Records from a collection
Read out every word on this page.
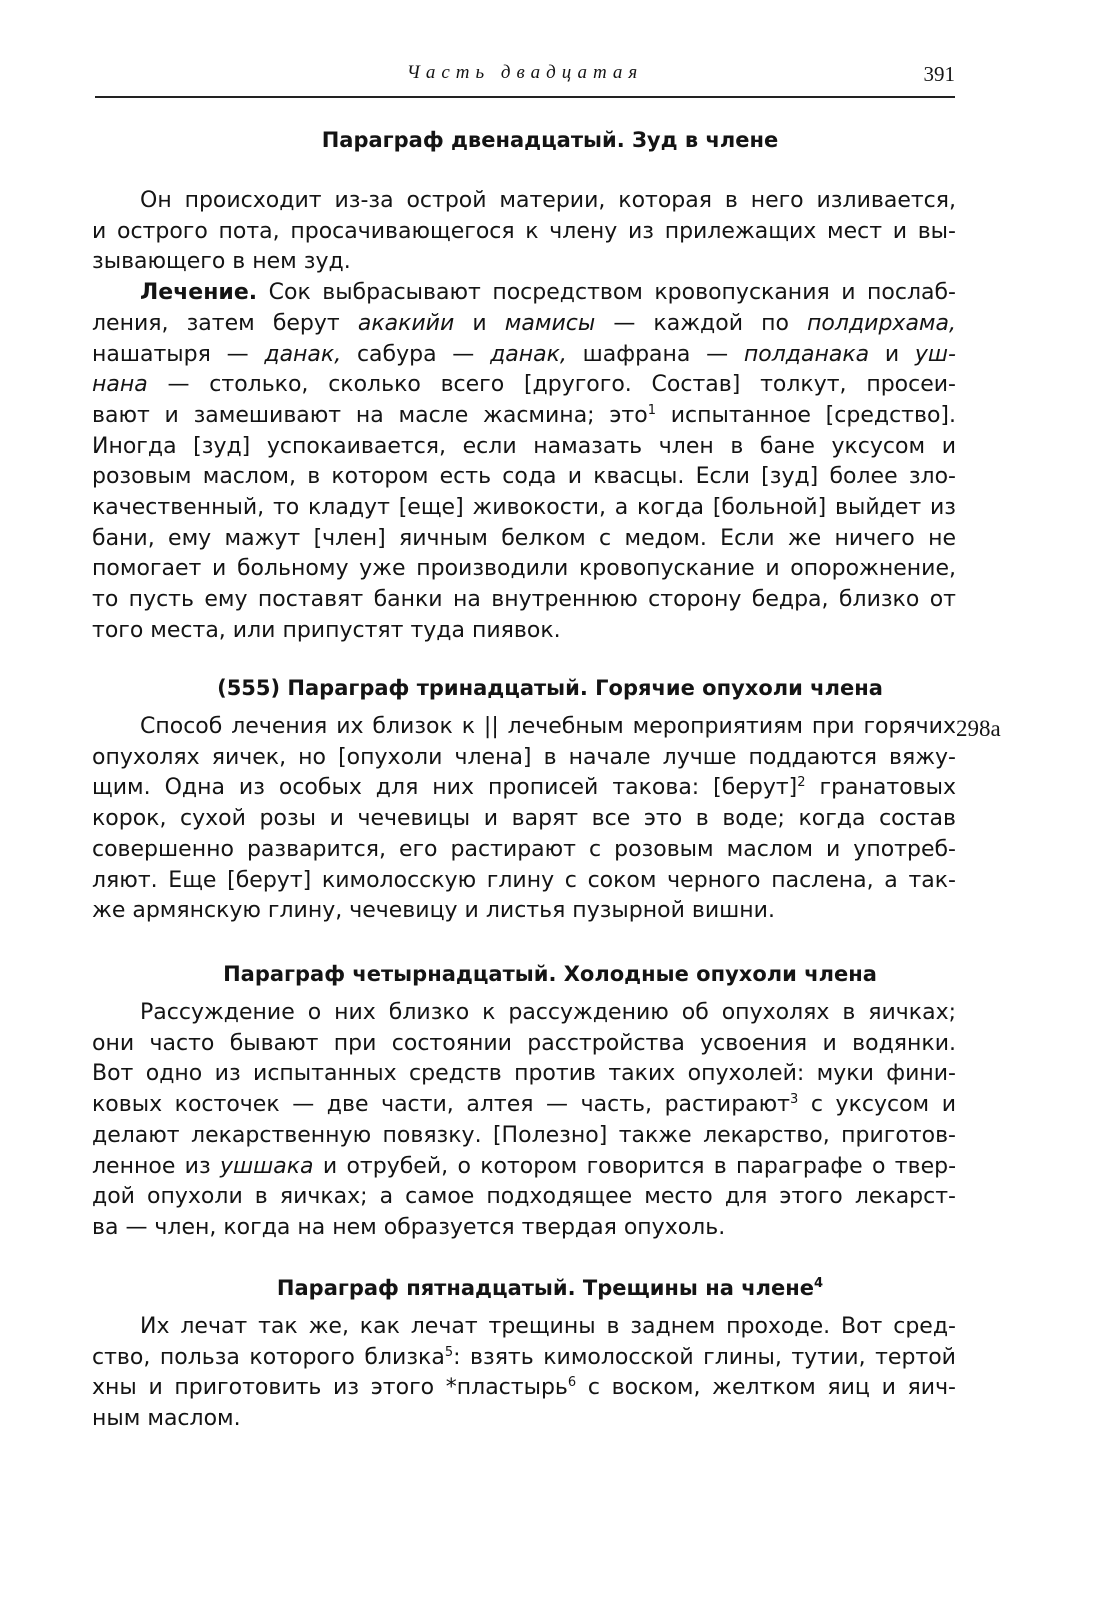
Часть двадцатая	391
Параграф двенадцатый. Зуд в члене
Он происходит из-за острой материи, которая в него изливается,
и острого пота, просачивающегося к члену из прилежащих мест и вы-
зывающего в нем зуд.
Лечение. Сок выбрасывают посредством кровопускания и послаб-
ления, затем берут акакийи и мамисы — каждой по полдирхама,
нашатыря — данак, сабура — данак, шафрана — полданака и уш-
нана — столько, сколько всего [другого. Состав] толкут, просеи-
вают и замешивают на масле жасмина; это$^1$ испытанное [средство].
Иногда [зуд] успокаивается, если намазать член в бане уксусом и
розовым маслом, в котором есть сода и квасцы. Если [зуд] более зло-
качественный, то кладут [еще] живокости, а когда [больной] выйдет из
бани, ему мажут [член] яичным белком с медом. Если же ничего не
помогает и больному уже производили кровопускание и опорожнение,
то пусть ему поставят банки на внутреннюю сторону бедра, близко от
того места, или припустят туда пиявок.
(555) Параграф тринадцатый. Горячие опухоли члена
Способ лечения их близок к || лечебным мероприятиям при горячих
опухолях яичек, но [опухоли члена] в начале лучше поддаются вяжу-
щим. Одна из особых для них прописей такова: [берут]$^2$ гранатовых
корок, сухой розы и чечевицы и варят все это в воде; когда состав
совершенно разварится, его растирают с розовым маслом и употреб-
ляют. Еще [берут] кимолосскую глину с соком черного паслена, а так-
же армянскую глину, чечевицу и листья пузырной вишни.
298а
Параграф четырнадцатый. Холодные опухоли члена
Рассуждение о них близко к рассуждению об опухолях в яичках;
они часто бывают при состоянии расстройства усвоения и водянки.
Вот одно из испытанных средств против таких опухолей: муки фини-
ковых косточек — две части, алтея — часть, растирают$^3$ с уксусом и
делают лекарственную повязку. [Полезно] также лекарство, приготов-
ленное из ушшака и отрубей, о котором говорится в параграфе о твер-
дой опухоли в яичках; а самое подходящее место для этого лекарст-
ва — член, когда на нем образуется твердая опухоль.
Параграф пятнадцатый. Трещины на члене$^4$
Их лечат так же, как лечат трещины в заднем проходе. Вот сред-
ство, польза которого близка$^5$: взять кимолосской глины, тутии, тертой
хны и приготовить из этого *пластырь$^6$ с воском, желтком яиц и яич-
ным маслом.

> **Given instruction**:
Without the pictures, return all the records precisely as they stand.

> **Answer to this task**:
Read out every word on this page.
Часть двадцатая	391
Параграф двенадцатый. Зуд в члене
Он происходит из-за острой материи, которая в него изливается,
и острого пота, просачивающегося к члену из прилежащих мест и вы-
зывающего в нем зуд.
Лечение. Сок выбрасывают посредством кровопускания и послаб-
ления, затем берут акакийи и мамисы — каждой по полдирхама,
нашатыря — данак, сабура — данак, шафрана — полданака и уш-
нана — столько, сколько всего [другого. Состав] толкут, просеи-
вают и замешивают на масле жасмина; это$^1$ испытанное [средство].
Иногда [зуд] успокаивается, если намазать член в бане уксусом и
розовым маслом, в котором есть сода и квасцы. Если [зуд] более зло-
качественный, то кладут [еще] живокости, а когда [больной] выйдет из
бани, ему мажут [член] яичным белком с медом. Если же ничего не
помогает и больному уже производили кровопускание и опорожнение,
то пусть ему поставят банки на внутреннюю сторону бедра, близко от
того места, или припустят туда пиявок.
(555) Параграф тринадцатый. Горячие опухоли члена
Способ лечения их близок к || лечебным мероприятиям при горячих
опухолях яичек, но [опухоли члена] в начале лучше поддаются вяжу-
щим. Одна из особых для них прописей такова: [берут]$^2$ гранатовых
корок, сухой розы и чечевицы и варят все это в воде; когда состав
совершенно разварится, его растирают с розовым маслом и употреб-
ляют. Еще [берут] кимолосскую глину с соком черного паслена, а так-
же армянскую глину, чечевицу и листья пузырной вишни.
298а
Параграф четырнадцатый. Холодные опухоли члена
Рассуждение о них близко к рассуждению об опухолях в яичках;
они часто бывают при состоянии расстройства усвоения и водянки.
Вот одно из испытанных средств против таких опухолей: муки фини-
ковых косточек — две части, алтея — часть, растирают$^3$ с уксусом и
делают лекарственную повязку. [Полезно] также лекарство, приготов-
ленное из ушшака и отрубей, о котором говорится в параграфе о твер-
дой опухоли в яичках; а самое подходящее место для этого лекарст-
ва — член, когда на нем образуется твердая опухоль.
Параграф пятнадцатый. Трещины на члене$^4$
Их лечат так же, как лечат трещины в заднем проходе. Вот сред-
ство, польза которого близка$^5$: взять кимолосской глины, тутии, тертой
хны и приготовить из этого *пластырь$^6$ с воском, желтком яиц и яич-
ным маслом.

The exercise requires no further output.